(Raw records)

# # #

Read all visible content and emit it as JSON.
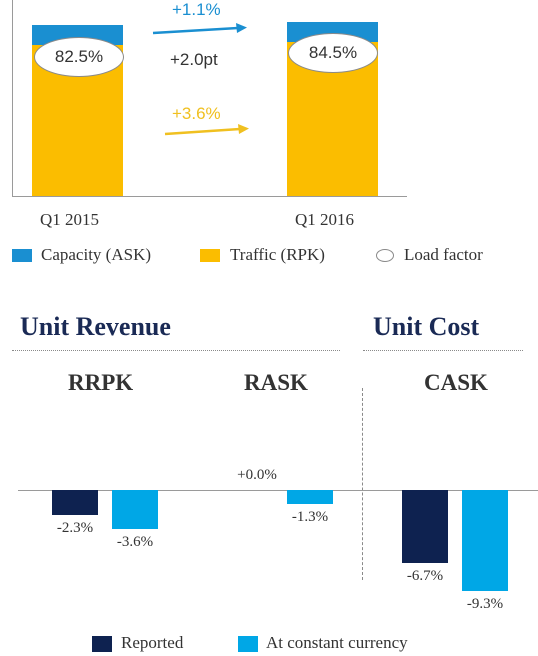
{
  "chart_data": [
    {
      "type": "bar",
      "categories": [
        "Q1 2015",
        "Q1 2016"
      ],
      "series": [
        {
          "name": "Capacity (ASK)",
          "color": "#1a8fd1"
        },
        {
          "name": "Traffic (RPK)",
          "color": "#fbbd00"
        }
      ],
      "load_factor": {
        "name": "Load factor",
        "labels": [
          "82.5%",
          "84.5%"
        ],
        "values": [
          82.5,
          84.5
        ]
      },
      "changes": {
        "capacity": {
          "label": "+1.1%",
          "color": "#1a8fd1"
        },
        "load_factor": {
          "label": "+2.0pt",
          "color": "#333333"
        },
        "traffic": {
          "label": "+3.6%",
          "color": "#f0c020"
        }
      }
    },
    {
      "type": "bar",
      "groups": [
        {
          "section": "Unit Revenue",
          "metrics": [
            "RRPK",
            "RASK"
          ]
        },
        {
          "section": "Unit Cost",
          "metrics": [
            "CASK"
          ]
        }
      ],
      "categories": [
        "RRPK",
        "RASK",
        "CASK"
      ],
      "series": [
        {
          "name": "Reported",
          "color": "#0e2250",
          "values": [
            -2.3,
            0.0,
            -6.7
          ],
          "labels": [
            "-2.3%",
            "+0.0%",
            "-6.7%"
          ]
        },
        {
          "name": "At constant currency",
          "color": "#00a7e6",
          "values": [
            -3.6,
            -1.3,
            -9.3
          ],
          "labels": [
            "-3.6%",
            "-1.3%",
            "-9.3%"
          ]
        }
      ],
      "ylim": [
        -10,
        4
      ]
    }
  ]
}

# # #

Written request: Return every line in the listing that contains the word "section".

Output for this task:
          "section": "Unit Revenue",
          "section": "Unit Cost",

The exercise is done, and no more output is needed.